**Problem description:**
Retype the listing that follows, exactly as written.

(Some records)
+--

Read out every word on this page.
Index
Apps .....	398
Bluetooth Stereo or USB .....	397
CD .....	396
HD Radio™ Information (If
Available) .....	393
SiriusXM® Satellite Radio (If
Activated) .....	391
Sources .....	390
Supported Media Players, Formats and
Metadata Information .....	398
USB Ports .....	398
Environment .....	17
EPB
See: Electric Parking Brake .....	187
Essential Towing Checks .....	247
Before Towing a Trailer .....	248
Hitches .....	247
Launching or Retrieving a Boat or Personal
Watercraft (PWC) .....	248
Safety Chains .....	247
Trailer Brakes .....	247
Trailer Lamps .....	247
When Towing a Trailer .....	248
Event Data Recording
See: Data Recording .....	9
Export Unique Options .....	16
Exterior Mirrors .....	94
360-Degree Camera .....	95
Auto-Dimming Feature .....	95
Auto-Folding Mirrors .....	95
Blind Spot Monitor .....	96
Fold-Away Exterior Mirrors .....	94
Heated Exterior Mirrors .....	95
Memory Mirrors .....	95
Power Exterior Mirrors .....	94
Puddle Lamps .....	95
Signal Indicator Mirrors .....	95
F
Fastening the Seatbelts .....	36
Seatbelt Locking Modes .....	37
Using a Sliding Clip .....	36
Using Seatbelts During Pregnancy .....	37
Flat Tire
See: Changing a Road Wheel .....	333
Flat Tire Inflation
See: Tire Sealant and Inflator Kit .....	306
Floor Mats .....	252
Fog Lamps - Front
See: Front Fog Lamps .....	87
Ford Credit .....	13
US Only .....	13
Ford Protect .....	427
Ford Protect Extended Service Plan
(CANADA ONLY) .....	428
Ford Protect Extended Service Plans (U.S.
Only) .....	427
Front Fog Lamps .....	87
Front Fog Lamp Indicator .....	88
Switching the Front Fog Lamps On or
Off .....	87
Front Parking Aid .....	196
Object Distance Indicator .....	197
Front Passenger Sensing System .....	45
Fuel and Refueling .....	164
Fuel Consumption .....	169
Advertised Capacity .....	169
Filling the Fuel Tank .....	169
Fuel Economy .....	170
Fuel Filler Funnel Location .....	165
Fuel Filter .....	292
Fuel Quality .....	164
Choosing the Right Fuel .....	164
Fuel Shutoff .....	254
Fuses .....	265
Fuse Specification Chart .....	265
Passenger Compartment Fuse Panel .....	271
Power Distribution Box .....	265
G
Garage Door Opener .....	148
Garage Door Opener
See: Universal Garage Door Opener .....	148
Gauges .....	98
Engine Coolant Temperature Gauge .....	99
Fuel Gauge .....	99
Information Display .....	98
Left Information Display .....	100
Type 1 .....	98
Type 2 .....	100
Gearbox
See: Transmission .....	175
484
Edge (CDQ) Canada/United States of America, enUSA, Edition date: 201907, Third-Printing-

+--

**Response to the task:**
Read out every word on this page.
Index
Apps .....	398
Bluetooth Stereo or USB .....	397
CD .....	396
HD Radio™ Information (If
Available) .....	393
SiriusXM® Satellite Radio (If
Activated) .....	391
Sources .....	390
Supported Media Players, Formats and
Metadata Information .....	398
USB Ports .....	398
Environment .....	17
EPB
See: Electric Parking Brake .....	187
Essential Towing Checks .....	247
Before Towing a Trailer .....	248
Hitches .....	247
Launching or Retrieving a Boat or Personal
Watercraft (PWC) .....	248
Safety Chains .....	247
Trailer Brakes .....	247
Trailer Lamps .....	247
When Towing a Trailer .....	248
Event Data Recording
See: Data Recording .....	9
Export Unique Options .....	16
Exterior Mirrors .....	94
360-Degree Camera .....	95
Auto-Dimming Feature .....	95
Auto-Folding Mirrors .....	95
Blind Spot Monitor .....	96
Fold-Away Exterior Mirrors .....	94
Heated Exterior Mirrors .....	95
Memory Mirrors .....	95
Power Exterior Mirrors .....	94
Puddle Lamps .....	95
Signal Indicator Mirrors .....	95
F
Fastening the Seatbelts .....	36
Seatbelt Locking Modes .....	37
Using a Sliding Clip .....	36
Using Seatbelts During Pregnancy .....	37
Flat Tire
See: Changing a Road Wheel .....	333
Flat Tire Inflation
See: Tire Sealant and Inflator Kit .....	306
Floor Mats .....	252
Fog Lamps - Front
See: Front Fog Lamps .....	87
Ford Credit .....	13
US Only .....	13
Ford Protect .....	427
Ford Protect Extended Service Plan
(CANADA ONLY) .....	428
Ford Protect Extended Service Plans (U.S.
Only) .....	427
Front Fog Lamps .....	87
Front Fog Lamp Indicator .....	88
Switching the Front Fog Lamps On or
Off .....	87
Front Parking Aid .....	196
Object Distance Indicator .....	197
Front Passenger Sensing System .....	45
Fuel and Refueling .....	164
Fuel Consumption .....	169
Advertised Capacity .....	169
Filling the Fuel Tank .....	169
Fuel Economy .....	170
Fuel Filler Funnel Location .....	165
Fuel Filter .....	292
Fuel Quality .....	164
Choosing the Right Fuel .....	164
Fuel Shutoff .....	254
Fuses .....	265
Fuse Specification Chart .....	265
Passenger Compartment Fuse Panel .....	271
Power Distribution Box .....	265
G
Garage Door Opener .....	148
Garage Door Opener
See: Universal Garage Door Opener .....	148
Gauges .....	98
Engine Coolant Temperature Gauge .....	99
Fuel Gauge .....	99
Information Display .....	98
Left Information Display .....	100
Type 1 .....	98
Type 2 .....	100
Gearbox
See: Transmission .....	175
484
Edge (CDQ) Canada/United States of America, enUSA, Edition date: 201907, Third-Printing-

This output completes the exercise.